# DATA LINES
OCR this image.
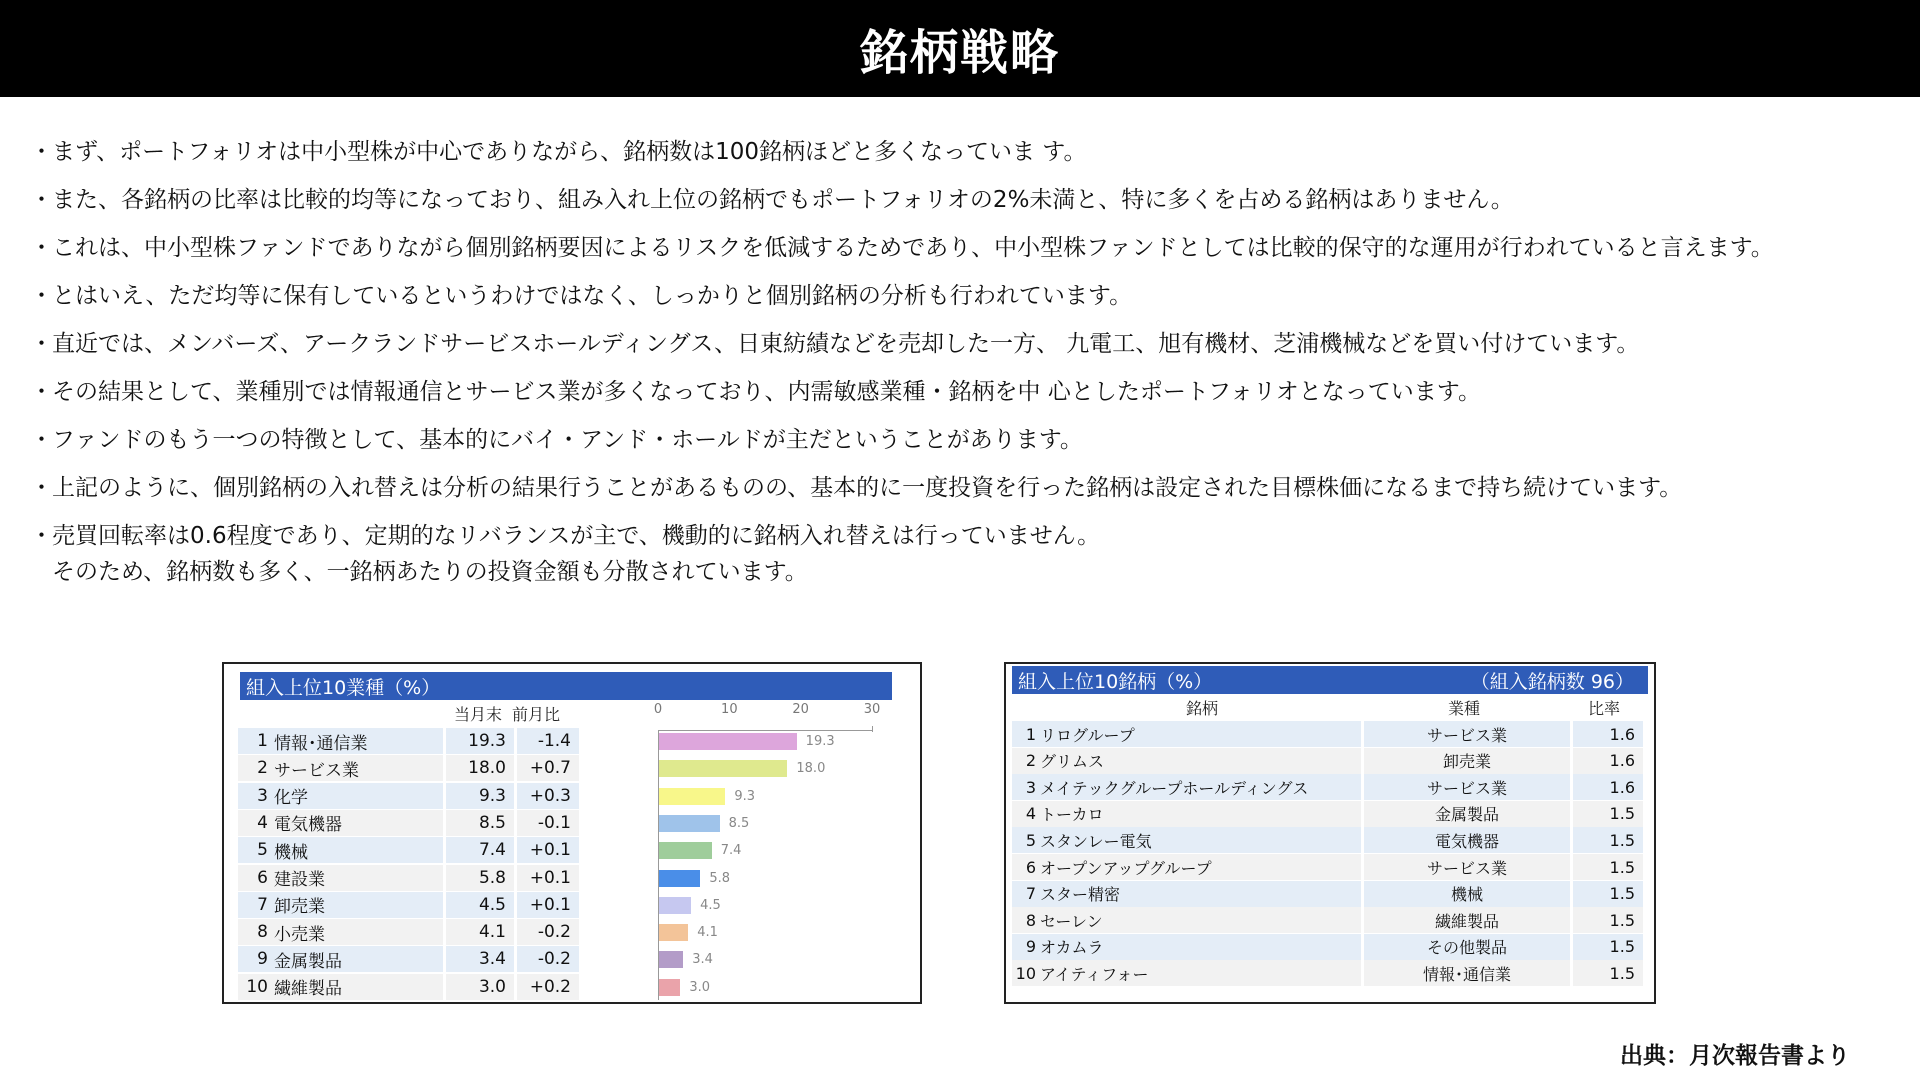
銘柄戦略
・ まず、ポートフォリオは中小型株が中心でありながら、銘柄数は100銘柄ほどと多くなっていま す。
・ また、各銘柄の比率は比較的均等になっており、組み入れ上位の銘柄でもポートフォリオの2%未満と、特に多くを占める銘柄はありません。
・ これは、中小型株ファンドでありながら個別銘柄要因によるリスクを低減するためであり、中小型株ファンドとしては比較的保守的な運用が行われていると言えます。
・ とはいえ、ただ均等に保有しているというわけではなく、しっかりと個別銘柄の分析も行われています。
・ 直近では、メンバーズ、アークランドサービスホールディングス、日東紡績などを売却した一方、 九電工、旭有機材、芝浦機械などを買い付けています。
・ その結果として、業種別では情報通信とサービス業が多くなっており、内需敏感業種・銘柄を中 心としたポートフォリオとなっています。
・ ファンドのもう一つの特徴として、基本的にバイ・アンド・ホールドが主だということがあります。
・ 上記のように、個別銘柄の入れ替えは分析の結果行うことがあるものの、基本的に一度投資を行った銘柄は設定された目標株価になるまで持ち続けています。
・ 売買回転率は0.6程度であり、定期的なリバランスが主で、機動的に銘柄入れ替えは行っていません。
そのため、銘柄数も多く、一銘柄あたりの投資金額も分散されています。
組入上位10業種（%）
当月末 前月比	0	10	20	30
1 情報･通信業	19.3	-1.4	19.3
2 サービス業	18.0	+0.7	18.0
3 化学	9.3	+0.3	9.3
4 電気機器	8.5	-0.1	8.5
5 機械	7.4	+0.1	7.4
6 建設業	5.8	+0.1	5.8
7 卸売業	4.5	+0.1	4.5
8 小売業	4.1	-0.2	4.1
9 金属製品	3.4	-0.2	3.4
10 繊維製品	3.0	+0.2	3.0
組入上位10銘柄（%）	（組入銘柄数 96）
銘柄	業種	比率
1 リログループ	サービス業	1.6
2 グリムス	卸売業	1.6
3 メイテックグループホールディングス	サービス業	1.6
4 トーカロ	金属製品	1.5
5 スタンレー電気	電気機器	1.5
6 オープンアップグループ	サービス業	1.5
7 スター精密	機械	1.5
8 セーレン	繊維製品	1.5
9 オカムラ	その他製品	1.5
10 アイティフォー	情報･通信業	1.5
出典：月次報告書より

# EXERCISE REQUIREMENTS
Quote the records above exactly, leaving out any pictures.

# SOLUTION FOR THIS PROBLEM
OCR this image.
銘柄戦略
・ まず、ポートフォリオは中小型株が中心でありながら、銘柄数は100銘柄ほどと多くなっていま す。
・ また、各銘柄の比率は比較的均等になっており、組み入れ上位の銘柄でもポートフォリオの2%未満と、特に多くを占める銘柄はありません。
・ これは、中小型株ファンドでありながら個別銘柄要因によるリスクを低減するためであり、中小型株ファンドとしては比較的保守的な運用が行われていると言えます。
・ とはいえ、ただ均等に保有しているというわけではなく、しっかりと個別銘柄の分析も行われています。
・ 直近では、メンバーズ、アークランドサービスホールディングス、日東紡績などを売却した一方、 九電工、旭有機材、芝浦機械などを買い付けています。
・ その結果として、業種別では情報通信とサービス業が多くなっており、内需敏感業種・銘柄を中 心としたポートフォリオとなっています。
・ ファンドのもう一つの特徴として、基本的にバイ・アンド・ホールドが主だということがあります。
・ 上記のように、個別銘柄の入れ替えは分析の結果行うことがあるものの、基本的に一度投資を行った銘柄は設定された目標株価になるまで持ち続けています。
・ 売買回転率は0.6程度であり、定期的なリバランスが主で、機動的に銘柄入れ替えは行っていません。
そのため、銘柄数も多く、一銘柄あたりの投資金額も分散されています。
組入上位10業種（%）
当月末 前月比	0	10	20	30
1 情報･通信業	19.3	-1.4	19.3
2 サービス業	18.0	+0.7	18.0
3 化学	9.3	+0.3	9.3
4 電気機器	8.5	-0.1	8.5
5 機械	7.4	+0.1	7.4
6 建設業	5.8	+0.1	5.8
7 卸売業	4.5	+0.1	4.5
8 小売業	4.1	-0.2	4.1
9 金属製品	3.4	-0.2	3.4
10 繊維製品	3.0	+0.2	3.0
組入上位10銘柄（%）	（組入銘柄数 96）
銘柄	業種	比率
1 リログループ	サービス業	1.6
2 グリムス	卸売業	1.6
3 メイテックグループホールディングス	サービス業	1.6
4 トーカロ	金属製品	1.5
5 スタンレー電気	電気機器	1.5
6 オープンアップグループ	サービス業	1.5
7 スター精密	機械	1.5
8 セーレン	繊維製品	1.5
9 オカムラ	その他製品	1.5
10 アイティフォー	情報･通信業	1.5
出典：月次報告書より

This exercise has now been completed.